## Records provided

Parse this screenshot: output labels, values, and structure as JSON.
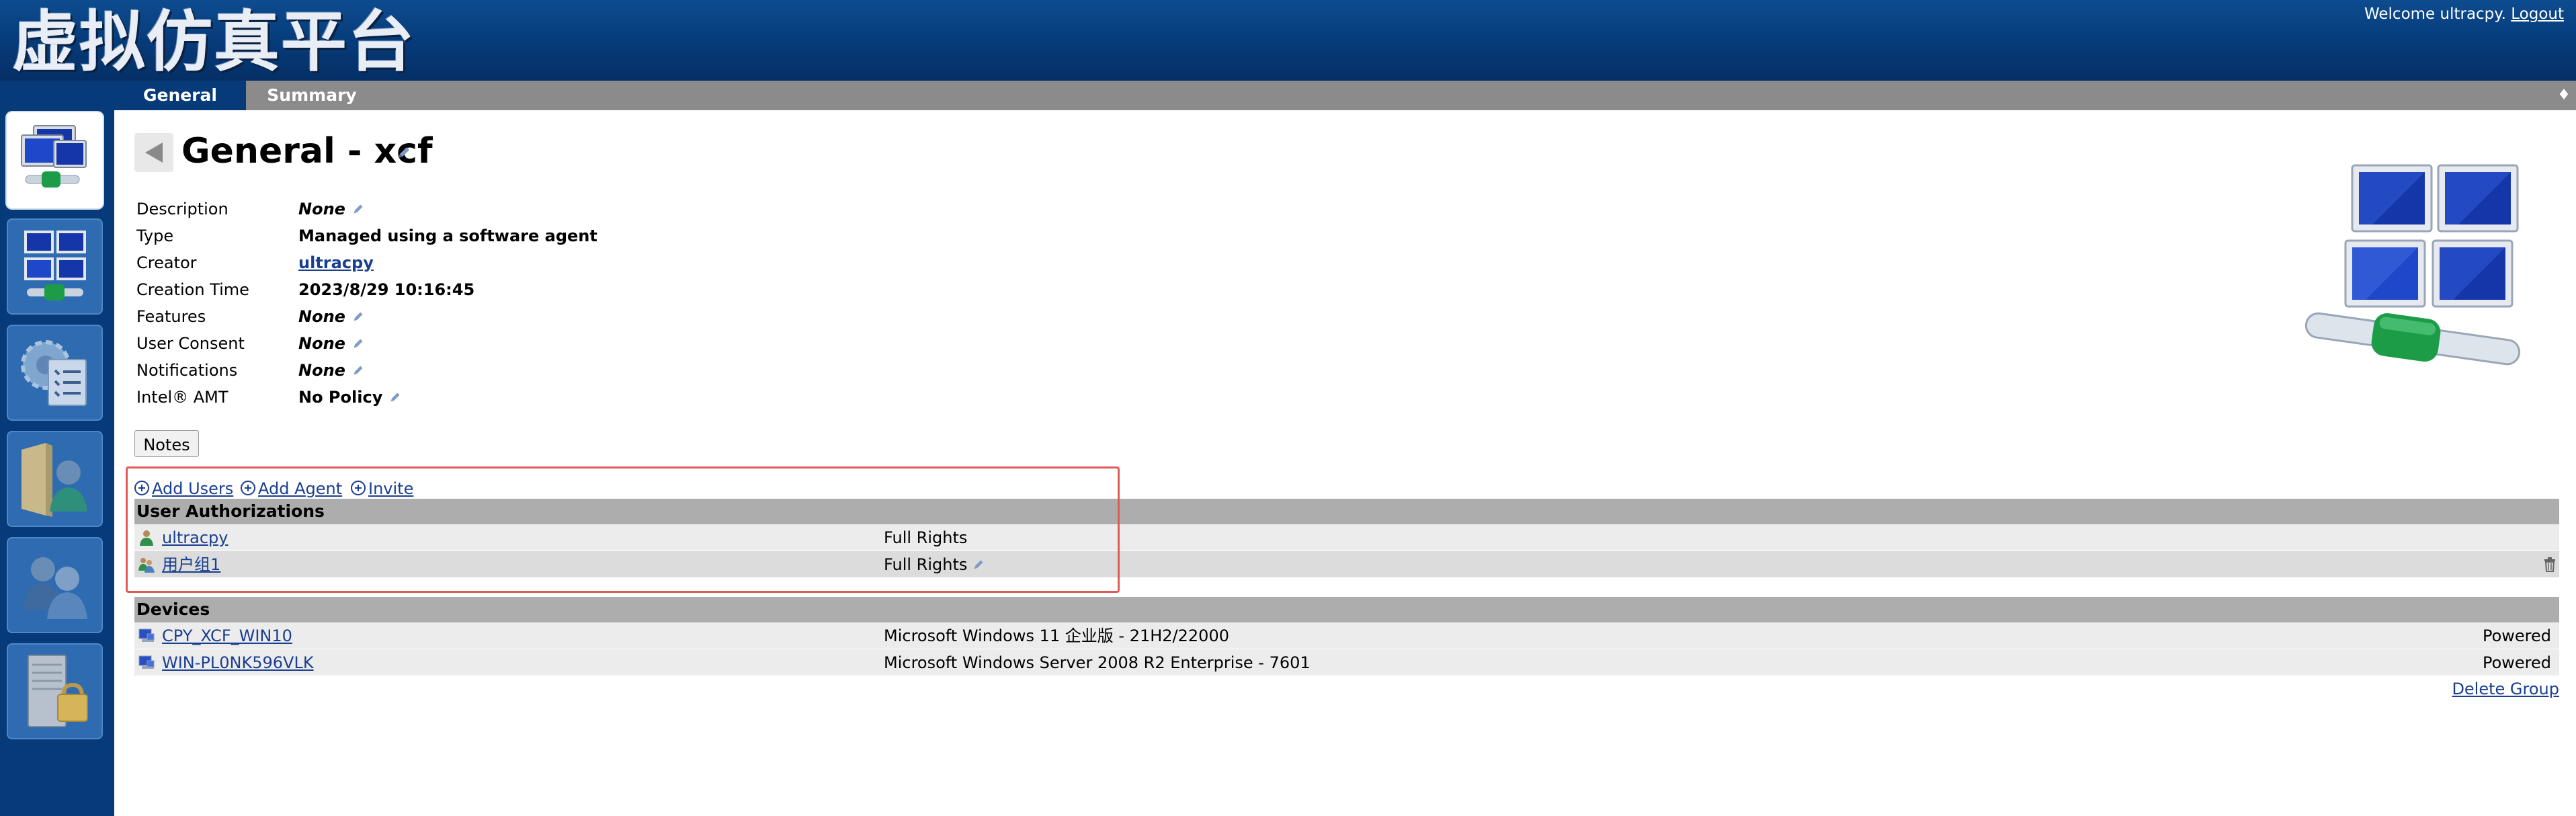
{
  "header": {
    "app_title": "虚拟仿真平台",
    "welcome_text": "Welcome ultracpy.",
    "logout_label": "Logout"
  },
  "sidebar": {
    "items": [
      {
        "name": "device-group-icon",
        "active": true
      },
      {
        "name": "multi-monitor-icon",
        "active": false
      },
      {
        "name": "settings-checklist-icon",
        "active": false
      },
      {
        "name": "user-folder-icon",
        "active": false
      },
      {
        "name": "users-icon",
        "active": false
      },
      {
        "name": "server-lock-icon",
        "active": false
      }
    ]
  },
  "tabs": [
    {
      "label": "General",
      "active": true
    },
    {
      "label": "Summary",
      "active": false
    }
  ],
  "tab_menu_glyph": "♦",
  "page": {
    "title": "General - xcf"
  },
  "properties": [
    {
      "label": "Description",
      "value": "None",
      "italic": true,
      "editable": true,
      "link": false
    },
    {
      "label": "Type",
      "value": "Managed using a software agent",
      "italic": false,
      "editable": false,
      "link": false
    },
    {
      "label": "Creator",
      "value": "ultracpy",
      "italic": false,
      "editable": false,
      "link": true
    },
    {
      "label": "Creation Time",
      "value": "2023/8/29 10:16:45",
      "italic": false,
      "editable": false,
      "link": false
    },
    {
      "label": "Features",
      "value": "None",
      "italic": true,
      "editable": true,
      "link": false
    },
    {
      "label": "User Consent",
      "value": "None",
      "italic": true,
      "editable": true,
      "link": false
    },
    {
      "label": "Notifications",
      "value": "None",
      "italic": true,
      "editable": true,
      "link": false
    },
    {
      "label": "Intel® AMT",
      "value": "No Policy",
      "italic": false,
      "editable": true,
      "link": false
    }
  ],
  "notes_label": "Notes",
  "actions": {
    "add_users": "Add Users",
    "add_agent": "Add Agent",
    "invite": "Invite"
  },
  "user_authorizations": {
    "header": "User Authorizations",
    "rows": [
      {
        "name": "ultracpy",
        "rights": "Full Rights",
        "editable": false,
        "deletable": false,
        "icon": "user-icon"
      },
      {
        "name": "用户组1",
        "rights": "Full Rights",
        "editable": true,
        "deletable": true,
        "icon": "user-group-icon"
      }
    ]
  },
  "devices": {
    "header": "Devices",
    "rows": [
      {
        "name": "CPY_XCF_WIN10",
        "os": "Microsoft Windows 11 企业版 - 21H2/22000",
        "state": "Powered"
      },
      {
        "name": "WIN-PL0NK596VLK",
        "os": "Microsoft Windows Server 2008 R2 Enterprise - 7601",
        "state": "Powered"
      }
    ]
  },
  "delete_group_label": "Delete Group",
  "colors": {
    "header_blue": "#063a78",
    "tab_gray": "#8b8b8b",
    "link_blue": "#1a3f8f",
    "highlight_red": "#e05a5a"
  }
}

## Description of the task
Search the lines for the string "ultracpy" and copy every line that has it.

## The output
    "welcome_text": "Welcome ultracpy.",
      "value": "ultracpy",
        "name": "ultracpy",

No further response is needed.